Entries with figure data
▼

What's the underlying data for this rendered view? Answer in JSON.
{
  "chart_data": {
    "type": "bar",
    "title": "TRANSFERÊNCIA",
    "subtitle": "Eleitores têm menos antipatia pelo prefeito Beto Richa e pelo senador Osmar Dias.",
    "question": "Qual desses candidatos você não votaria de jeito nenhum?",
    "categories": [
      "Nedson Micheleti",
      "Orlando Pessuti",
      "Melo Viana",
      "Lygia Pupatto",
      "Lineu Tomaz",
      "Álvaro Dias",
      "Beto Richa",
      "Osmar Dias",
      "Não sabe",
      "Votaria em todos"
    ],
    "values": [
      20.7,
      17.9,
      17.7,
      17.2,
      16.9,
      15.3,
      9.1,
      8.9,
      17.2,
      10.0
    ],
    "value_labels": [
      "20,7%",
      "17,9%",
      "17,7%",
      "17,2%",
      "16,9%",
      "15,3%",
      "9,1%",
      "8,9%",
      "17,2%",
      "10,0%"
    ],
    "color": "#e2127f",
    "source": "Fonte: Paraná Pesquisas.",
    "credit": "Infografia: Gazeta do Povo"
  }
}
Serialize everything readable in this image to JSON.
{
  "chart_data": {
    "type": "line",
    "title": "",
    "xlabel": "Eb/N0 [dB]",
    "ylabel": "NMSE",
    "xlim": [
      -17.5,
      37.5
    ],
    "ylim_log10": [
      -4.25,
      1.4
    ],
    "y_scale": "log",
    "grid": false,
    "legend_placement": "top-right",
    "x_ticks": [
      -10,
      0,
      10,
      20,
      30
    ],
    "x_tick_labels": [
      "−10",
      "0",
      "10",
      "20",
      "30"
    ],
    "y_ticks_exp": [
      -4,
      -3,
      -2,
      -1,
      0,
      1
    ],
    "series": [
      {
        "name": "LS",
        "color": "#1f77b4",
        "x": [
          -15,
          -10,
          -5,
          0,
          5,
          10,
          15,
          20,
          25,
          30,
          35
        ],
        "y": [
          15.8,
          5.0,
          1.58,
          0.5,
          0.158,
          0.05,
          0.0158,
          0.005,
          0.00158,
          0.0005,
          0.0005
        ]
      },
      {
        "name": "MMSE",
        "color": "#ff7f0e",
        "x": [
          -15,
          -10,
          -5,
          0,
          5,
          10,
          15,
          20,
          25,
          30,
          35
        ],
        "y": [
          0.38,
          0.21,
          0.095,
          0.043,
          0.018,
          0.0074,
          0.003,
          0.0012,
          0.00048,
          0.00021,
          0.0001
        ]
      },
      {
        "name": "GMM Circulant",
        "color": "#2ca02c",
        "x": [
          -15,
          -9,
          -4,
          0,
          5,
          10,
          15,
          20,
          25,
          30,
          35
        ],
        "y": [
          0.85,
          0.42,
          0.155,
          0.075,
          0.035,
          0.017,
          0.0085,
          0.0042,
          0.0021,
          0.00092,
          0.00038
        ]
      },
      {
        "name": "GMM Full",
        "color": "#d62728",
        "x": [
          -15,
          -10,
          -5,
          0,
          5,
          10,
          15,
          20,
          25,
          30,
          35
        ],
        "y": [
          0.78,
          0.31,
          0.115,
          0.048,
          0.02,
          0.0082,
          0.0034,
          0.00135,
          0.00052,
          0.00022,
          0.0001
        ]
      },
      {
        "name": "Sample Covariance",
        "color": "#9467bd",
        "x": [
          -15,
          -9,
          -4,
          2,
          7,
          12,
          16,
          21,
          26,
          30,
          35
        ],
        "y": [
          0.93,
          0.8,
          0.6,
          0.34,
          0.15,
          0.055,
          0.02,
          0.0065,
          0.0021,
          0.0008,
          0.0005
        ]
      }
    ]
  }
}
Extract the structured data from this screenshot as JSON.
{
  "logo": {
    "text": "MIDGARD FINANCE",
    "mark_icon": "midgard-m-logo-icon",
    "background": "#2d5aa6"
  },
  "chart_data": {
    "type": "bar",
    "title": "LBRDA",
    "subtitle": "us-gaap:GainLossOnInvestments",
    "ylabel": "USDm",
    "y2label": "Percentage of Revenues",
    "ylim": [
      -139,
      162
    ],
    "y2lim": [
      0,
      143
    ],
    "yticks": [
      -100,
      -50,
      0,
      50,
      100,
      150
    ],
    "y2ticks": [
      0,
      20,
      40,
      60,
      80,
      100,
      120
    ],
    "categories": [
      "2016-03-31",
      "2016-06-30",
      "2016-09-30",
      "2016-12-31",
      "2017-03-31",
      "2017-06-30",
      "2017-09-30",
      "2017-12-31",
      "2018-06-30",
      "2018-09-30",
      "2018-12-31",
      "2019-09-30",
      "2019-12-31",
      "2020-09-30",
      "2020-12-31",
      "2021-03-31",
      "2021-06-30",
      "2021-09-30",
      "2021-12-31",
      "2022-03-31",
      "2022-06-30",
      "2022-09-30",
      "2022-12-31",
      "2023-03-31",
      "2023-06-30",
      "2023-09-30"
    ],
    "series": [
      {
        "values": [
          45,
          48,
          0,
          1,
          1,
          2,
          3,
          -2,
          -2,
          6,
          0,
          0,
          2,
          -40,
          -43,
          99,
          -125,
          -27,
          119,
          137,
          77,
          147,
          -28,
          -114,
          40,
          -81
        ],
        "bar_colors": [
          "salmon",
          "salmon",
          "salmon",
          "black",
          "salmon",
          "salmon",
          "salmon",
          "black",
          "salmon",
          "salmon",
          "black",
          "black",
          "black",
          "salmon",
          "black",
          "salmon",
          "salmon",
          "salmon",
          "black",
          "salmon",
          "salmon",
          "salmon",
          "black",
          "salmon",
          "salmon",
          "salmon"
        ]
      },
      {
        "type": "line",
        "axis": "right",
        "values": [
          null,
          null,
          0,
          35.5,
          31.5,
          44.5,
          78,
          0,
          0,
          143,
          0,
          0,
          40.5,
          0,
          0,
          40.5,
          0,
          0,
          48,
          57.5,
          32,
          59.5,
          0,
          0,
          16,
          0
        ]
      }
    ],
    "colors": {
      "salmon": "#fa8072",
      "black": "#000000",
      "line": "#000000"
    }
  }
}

▲

_AIM OF THE EXERCISE_:
Output the entries exactly.

_ANSWER FOR THE TASK_:
What's the underlying data for this rendered view? Answer in JSON.
{
  "chart_data": {
    "type": "bar",
    "title": "TRANSFERÊNCIA",
    "subtitle": "Eleitores têm menos antipatia pelo prefeito Beto Richa e pelo senador Osmar Dias.",
    "question": "Qual desses candidatos você não votaria de jeito nenhum?",
    "categories": [
      "Nedson Micheleti",
      "Orlando Pessuti",
      "Melo Viana",
      "Lygia Pupatto",
      "Lineu Tomaz",
      "Álvaro Dias",
      "Beto Richa",
      "Osmar Dias",
      "Não sabe",
      "Votaria em todos"
    ],
    "values": [
      20.7,
      17.9,
      17.7,
      17.2,
      16.9,
      15.3,
      9.1,
      8.9,
      17.2,
      10.0
    ],
    "value_labels": [
      "20,7%",
      "17,9%",
      "17,7%",
      "17,2%",
      "16,9%",
      "15,3%",
      "9,1%",
      "8,9%",
      "17,2%",
      "10,0%"
    ],
    "color": "#e2127f",
    "source": "Fonte: Paraná Pesquisas.",
    "credit": "Infografia: Gazeta do Povo"
  }
}
Serialize everything readable in this image to JSON.
{
  "chart_data": {
    "type": "line",
    "title": "",
    "xlabel": "Eb/N0 [dB]",
    "ylabel": "NMSE",
    "xlim": [
      -17.5,
      37.5
    ],
    "ylim_log10": [
      -4.25,
      1.4
    ],
    "y_scale": "log",
    "grid": false,
    "legend_placement": "top-right",
    "x_ticks": [
      -10,
      0,
      10,
      20,
      30
    ],
    "x_tick_labels": [
      "−10",
      "0",
      "10",
      "20",
      "30"
    ],
    "y_ticks_exp": [
      -4,
      -3,
      -2,
      -1,
      0,
      1
    ],
    "series": [
      {
        "name": "LS",
        "color": "#1f77b4",
        "x": [
          -15,
          -10,
          -5,
          0,
          5,
          10,
          15,
          20,
          25,
          30,
          35
        ],
        "y": [
          15.8,
          5.0,
          1.58,
          0.5,
          0.158,
          0.05,
          0.0158,
          0.005,
          0.00158,
          0.0005,
          0.0005
        ]
      },
      {
        "name": "MMSE",
        "color": "#ff7f0e",
        "x": [
          -15,
          -10,
          -5,
          0,
          5,
          10,
          15,
          20,
          25,
          30,
          35
        ],
        "y": [
          0.38,
          0.21,
          0.095,
          0.043,
          0.018,
          0.0074,
          0.003,
          0.0012,
          0.00048,
          0.00021,
          0.0001
        ]
      },
      {
        "name": "GMM Circulant",
        "color": "#2ca02c",
        "x": [
          -15,
          -9,
          -4,
          0,
          5,
          10,
          15,
          20,
          25,
          30,
          35
        ],
        "y": [
          0.85,
          0.42,
          0.155,
          0.075,
          0.035,
          0.017,
          0.0085,
          0.0042,
          0.0021,
          0.00092,
          0.00038
        ]
      },
      {
        "name": "GMM Full",
        "color": "#d62728",
        "x": [
          -15,
          -10,
          -5,
          0,
          5,
          10,
          15,
          20,
          25,
          30,
          35
        ],
        "y": [
          0.78,
          0.31,
          0.115,
          0.048,
          0.02,
          0.0082,
          0.0034,
          0.00135,
          0.00052,
          0.00022,
          0.0001
        ]
      },
      {
        "name": "Sample Covariance",
        "color": "#9467bd",
        "x": [
          -15,
          -9,
          -4,
          2,
          7,
          12,
          16,
          21,
          26,
          30,
          35
        ],
        "y": [
          0.93,
          0.8,
          0.6,
          0.34,
          0.15,
          0.055,
          0.02,
          0.0065,
          0.0021,
          0.0008,
          0.0005
        ]
      }
    ]
  }
}
Extract the structured data from this screenshot as JSON.
{
  "logo": {
    "text": "MIDGARD FINANCE",
    "mark_icon": "midgard-m-logo-icon",
    "background": "#2d5aa6"
  },
  "chart_data": {
    "type": "bar",
    "title": "LBRDA",
    "subtitle": "us-gaap:GainLossOnInvestments",
    "ylabel": "USDm",
    "y2label": "Percentage of Revenues",
    "ylim": [
      -139,
      162
    ],
    "y2lim": [
      0,
      143
    ],
    "yticks": [
      -100,
      -50,
      0,
      50,
      100,
      150
    ],
    "y2ticks": [
      0,
      20,
      40,
      60,
      80,
      100,
      120
    ],
    "categories": [
      "2016-03-31",
      "2016-06-30",
      "2016-09-30",
      "2016-12-31",
      "2017-03-31",
      "2017-06-30",
      "2017-09-30",
      "2017-12-31",
      "2018-06-30",
      "2018-09-30",
      "2018-12-31",
      "2019-09-30",
      "2019-12-31",
      "2020-09-30",
      "2020-12-31",
      "2021-03-31",
      "2021-06-30",
      "2021-09-30",
      "2021-12-31",
      "2022-03-31",
      "2022-06-30",
      "2022-09-30",
      "2022-12-31",
      "2023-03-31",
      "2023-06-30",
      "2023-09-30"
    ],
    "series": [
      {
        "values": [
          45,
          48,
          0,
          1,
          1,
          2,
          3,
          -2,
          -2,
          6,
          0,
          0,
          2,
          -40,
          -43,
          99,
          -125,
          -27,
          119,
          137,
          77,
          147,
          -28,
          -114,
          40,
          -81
        ],
        "bar_colors": [
          "salmon",
          "salmon",
          "salmon",
          "black",
          "salmon",
          "salmon",
          "salmon",
          "black",
          "salmon",
          "salmon",
          "black",
          "black",
          "black",
          "salmon",
          "black",
          "salmon",
          "salmon",
          "salmon",
          "black",
          "salmon",
          "salmon",
          "salmon",
          "black",
          "salmon",
          "salmon",
          "salmon"
        ]
      },
      {
        "type": "line",
        "axis": "right",
        "values": [
          null,
          null,
          0,
          35.5,
          31.5,
          44.5,
          78,
          0,
          0,
          143,
          0,
          0,
          40.5,
          0,
          0,
          40.5,
          0,
          0,
          48,
          57.5,
          32,
          59.5,
          0,
          0,
          16,
          0
        ]
      }
    ],
    "colors": {
      "salmon": "#fa8072",
      "black": "#000000",
      "line": "#000000"
    }
  }
}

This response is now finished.